TASK INSTRUCTIONS: Copy out these rows, substituting "enclosing rectangle" for every "bounding box" and changing nothing else. Leave the pictures out.

RECORDS FOR THIS EXERCISE:

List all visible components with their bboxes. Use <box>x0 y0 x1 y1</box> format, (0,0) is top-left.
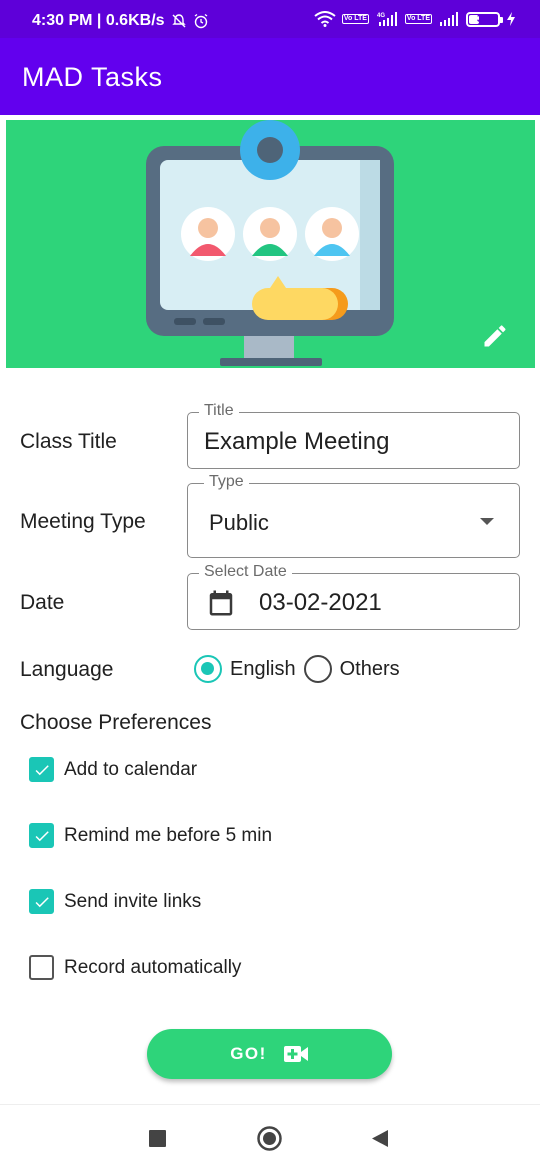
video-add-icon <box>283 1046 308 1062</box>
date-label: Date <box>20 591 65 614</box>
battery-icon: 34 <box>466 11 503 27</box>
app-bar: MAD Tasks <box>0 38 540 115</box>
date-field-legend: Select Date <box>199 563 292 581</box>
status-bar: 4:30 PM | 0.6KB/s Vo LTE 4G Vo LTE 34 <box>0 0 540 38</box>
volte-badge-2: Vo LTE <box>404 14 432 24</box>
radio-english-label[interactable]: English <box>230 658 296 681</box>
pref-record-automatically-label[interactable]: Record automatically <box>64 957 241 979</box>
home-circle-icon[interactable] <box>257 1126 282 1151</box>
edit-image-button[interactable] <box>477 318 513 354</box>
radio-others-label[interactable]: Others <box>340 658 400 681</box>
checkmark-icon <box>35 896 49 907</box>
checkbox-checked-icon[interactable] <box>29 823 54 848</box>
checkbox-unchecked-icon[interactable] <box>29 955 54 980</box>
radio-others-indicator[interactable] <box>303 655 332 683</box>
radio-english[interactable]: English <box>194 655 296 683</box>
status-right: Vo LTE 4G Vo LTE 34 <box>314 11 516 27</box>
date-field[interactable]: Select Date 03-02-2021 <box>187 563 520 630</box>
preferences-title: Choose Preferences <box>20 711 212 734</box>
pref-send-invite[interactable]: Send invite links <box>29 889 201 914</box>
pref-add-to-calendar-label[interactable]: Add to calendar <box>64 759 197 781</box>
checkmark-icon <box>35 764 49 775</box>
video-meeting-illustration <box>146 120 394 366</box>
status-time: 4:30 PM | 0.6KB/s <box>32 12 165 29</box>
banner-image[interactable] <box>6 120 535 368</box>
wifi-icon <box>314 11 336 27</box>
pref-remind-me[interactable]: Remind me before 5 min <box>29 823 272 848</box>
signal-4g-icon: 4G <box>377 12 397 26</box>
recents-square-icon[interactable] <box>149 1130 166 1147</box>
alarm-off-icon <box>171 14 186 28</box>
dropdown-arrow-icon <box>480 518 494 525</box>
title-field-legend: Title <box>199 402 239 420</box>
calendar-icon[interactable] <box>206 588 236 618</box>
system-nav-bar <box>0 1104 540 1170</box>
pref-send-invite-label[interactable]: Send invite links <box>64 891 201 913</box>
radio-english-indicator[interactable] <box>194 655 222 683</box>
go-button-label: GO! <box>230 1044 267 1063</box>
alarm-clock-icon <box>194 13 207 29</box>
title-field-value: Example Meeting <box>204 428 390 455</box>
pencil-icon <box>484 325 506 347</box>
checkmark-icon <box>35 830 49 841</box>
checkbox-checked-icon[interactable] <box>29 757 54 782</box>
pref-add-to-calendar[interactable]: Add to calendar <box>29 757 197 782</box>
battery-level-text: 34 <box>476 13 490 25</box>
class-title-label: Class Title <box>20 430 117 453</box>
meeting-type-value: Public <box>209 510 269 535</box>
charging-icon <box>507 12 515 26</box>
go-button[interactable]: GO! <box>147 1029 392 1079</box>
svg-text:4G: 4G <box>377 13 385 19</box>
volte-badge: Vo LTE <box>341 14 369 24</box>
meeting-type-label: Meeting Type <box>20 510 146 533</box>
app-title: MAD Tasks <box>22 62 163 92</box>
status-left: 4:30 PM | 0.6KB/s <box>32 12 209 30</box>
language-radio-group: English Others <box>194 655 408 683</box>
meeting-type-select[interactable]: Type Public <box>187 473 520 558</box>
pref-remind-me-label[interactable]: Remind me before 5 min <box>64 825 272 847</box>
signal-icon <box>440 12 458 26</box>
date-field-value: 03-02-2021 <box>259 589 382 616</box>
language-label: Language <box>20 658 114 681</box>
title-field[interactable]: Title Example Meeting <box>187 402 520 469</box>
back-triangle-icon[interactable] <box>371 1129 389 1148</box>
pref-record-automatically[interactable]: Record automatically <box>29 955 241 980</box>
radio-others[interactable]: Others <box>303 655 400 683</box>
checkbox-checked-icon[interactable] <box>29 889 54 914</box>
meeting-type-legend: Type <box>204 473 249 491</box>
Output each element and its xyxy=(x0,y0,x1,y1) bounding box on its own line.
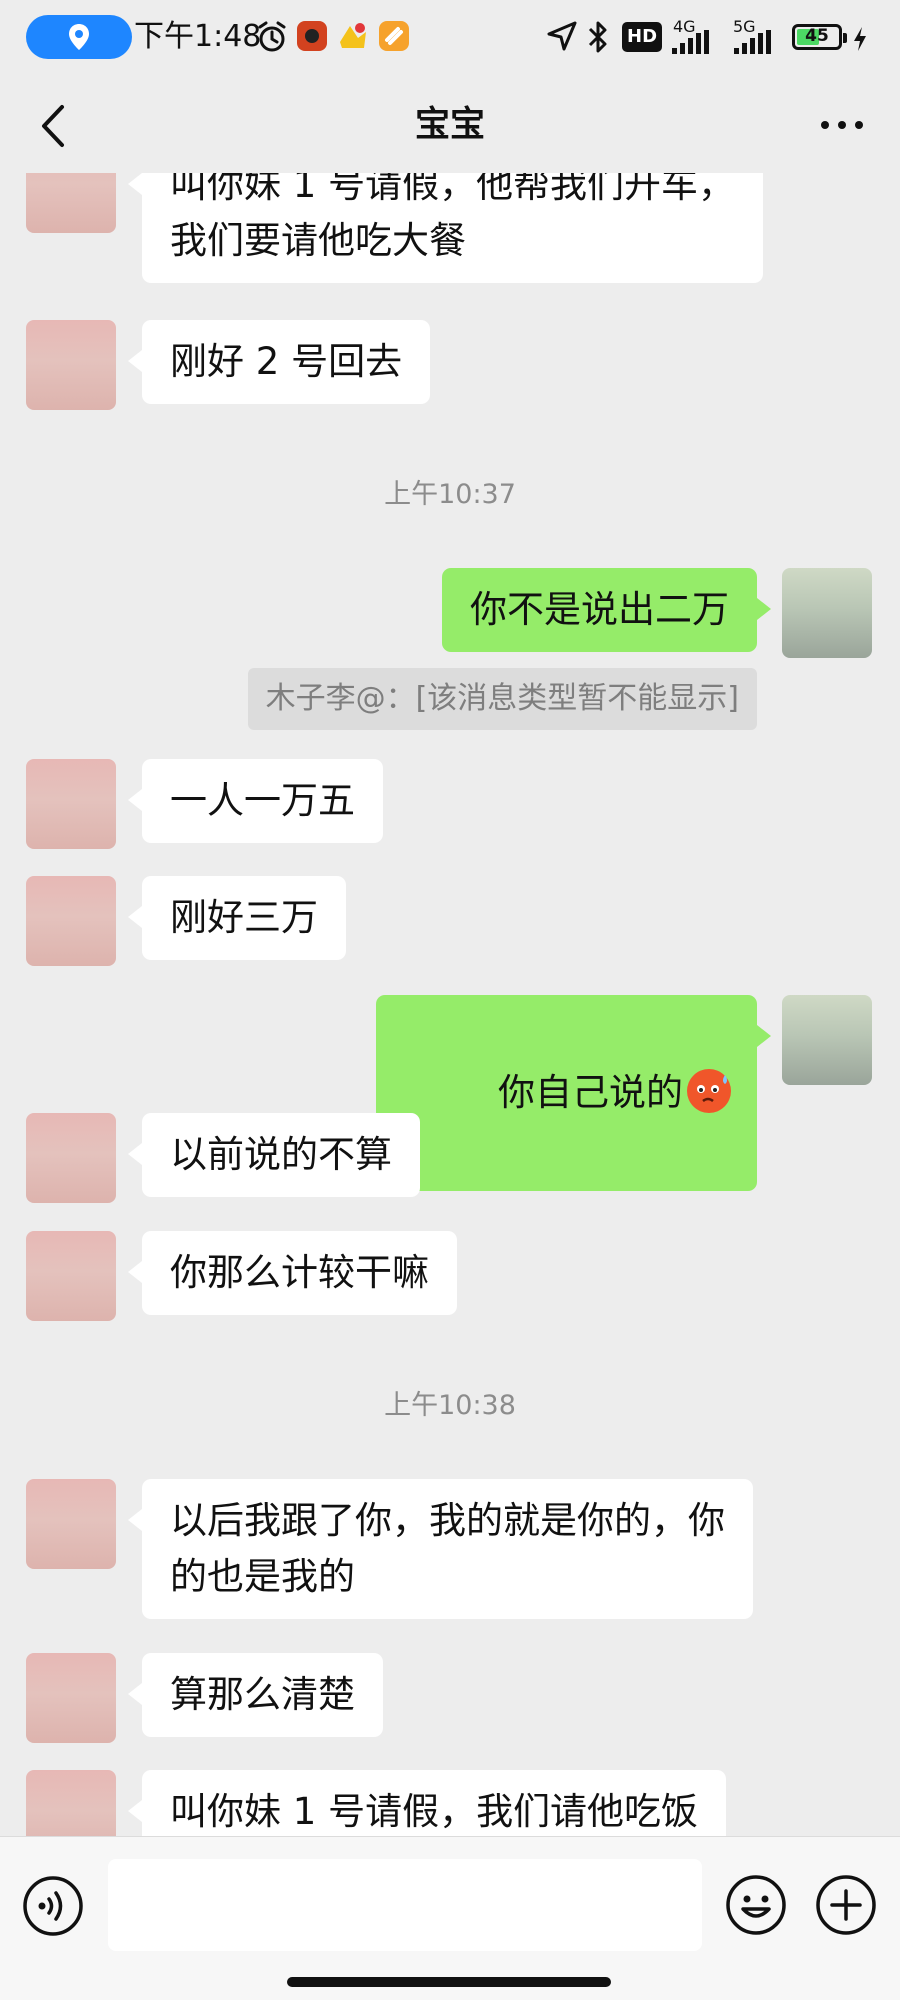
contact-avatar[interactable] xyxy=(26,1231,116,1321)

OUTPUT OF THE EXERCISE:
List all visible components with their bboxes. Use <box>x0 y0 x1 y1</box> format, (0,0) is top-left.
video-add-icon <box>283 1046 308 1062</box>
date-label: Date <box>20 591 65 614</box>
battery-icon: 34 <box>466 11 503 27</box>
app-bar: MAD Tasks <box>0 38 540 115</box>
date-field-legend: Select Date <box>199 563 292 581</box>
status-bar: 4:30 PM | 0.6KB/s Vo LTE 4G Vo LTE 34 <box>0 0 540 38</box>
volte-badge-2: Vo LTE <box>404 14 432 24</box>
radio-english-label[interactable]: English <box>230 658 296 681</box>
pref-record-automatically-label[interactable]: Record automatically <box>64 957 241 979</box>
home-circle-icon[interactable] <box>257 1126 282 1151</box>
edit-image-button[interactable] <box>477 318 513 354</box>
radio-others-label[interactable]: Others <box>340 658 400 681</box>
checkmark-icon <box>35 896 49 907</box>
checkbox-checked-icon[interactable] <box>29 823 54 848</box>
checkbox-unchecked-icon[interactable] <box>29 955 54 980</box>
radio-others-indicator[interactable] <box>303 655 332 683</box>
radio-english[interactable]: English <box>194 655 296 683</box>
status-right: Vo LTE 4G Vo LTE 34 <box>314 11 516 27</box>
date-field[interactable]: Select Date 03-02-2021 <box>187 563 520 630</box>
preferences-title: Choose Preferences <box>20 711 212 734</box>
pref-send-invite[interactable]: Send invite links <box>29 889 201 914</box>
pref-add-to-calendar-label[interactable]: Add to calendar <box>64 759 197 781</box>
checkmark-icon <box>35 764 49 775</box>
video-meeting-illustration <box>146 120 394 366</box>
status-time: 4:30 PM | 0.6KB/s <box>32 12 165 29</box>
banner-image[interactable] <box>6 120 535 368</box>
wifi-icon <box>314 11 336 27</box>
pref-remind-me[interactable]: Remind me before 5 min <box>29 823 272 848</box>
signal-4g-icon: 4G <box>377 12 397 26</box>
recents-square-icon[interactable] <box>149 1130 166 1147</box>
alarm-off-icon <box>171 14 186 28</box>
dropdown-arrow-icon <box>480 518 494 525</box>
title-field-legend: Title <box>199 402 239 420</box>
calendar-icon[interactable] <box>206 588 236 618</box>
system-nav-bar <box>0 1104 540 1170</box>
pref-send-invite-label[interactable]: Send invite links <box>64 891 201 913</box>
radio-english-indicator[interactable] <box>194 655 222 683</box>
go-button-label: GO! <box>230 1044 267 1063</box>
alarm-clock-icon <box>194 13 207 29</box>
title-field-value: Example Meeting <box>204 428 390 455</box>
pencil-icon <box>484 325 506 347</box>
checkmark-icon <box>35 830 49 841</box>
checkbox-checked-icon[interactable] <box>29 757 54 782</box>
pref-add-to-calendar[interactable]: Add to calendar <box>29 757 197 782</box>
battery-level-text: 34 <box>476 13 490 25</box>
class-title-label: Class Title <box>20 430 117 453</box>
meeting-type-value: Public <box>209 510 269 535</box>
charging-icon <box>507 12 515 26</box>
go-button[interactable]: GO! <box>147 1029 392 1079</box>
svg-text:4G: 4G <box>377 13 385 19</box>
volte-badge: Vo LTE <box>341 14 369 24</box>
meeting-type-label: Meeting Type <box>20 510 146 533</box>
app-title: MAD Tasks <box>22 62 163 92</box>
status-left: 4:30 PM | 0.6KB/s <box>32 12 209 30</box>
language-radio-group: English Others <box>194 655 408 683</box>
meeting-type-select[interactable]: Type Public <box>187 473 520 558</box>
pref-remind-me-label[interactable]: Remind me before 5 min <box>64 825 272 847</box>
signal-icon <box>440 12 458 26</box>
date-field-value: 03-02-2021 <box>259 589 382 616</box>
language-label: Language <box>20 658 114 681</box>
title-field[interactable]: Title Example Meeting <box>187 402 520 469</box>
back-triangle-icon[interactable] <box>371 1129 389 1148</box>
pref-record-automatically[interactable]: Record automatically <box>29 955 241 980</box>
radio-others[interactable]: Others <box>303 655 400 683</box>
checkbox-checked-icon[interactable] <box>29 889 54 914</box>
meeting-type-legend: Type <box>204 473 249 491</box>
Output each element and its xyxy=(x0,y0,x1,y1) enclosing rectangle on its own line.
contact-avatar[interactable] xyxy=(26,1231,116,1321)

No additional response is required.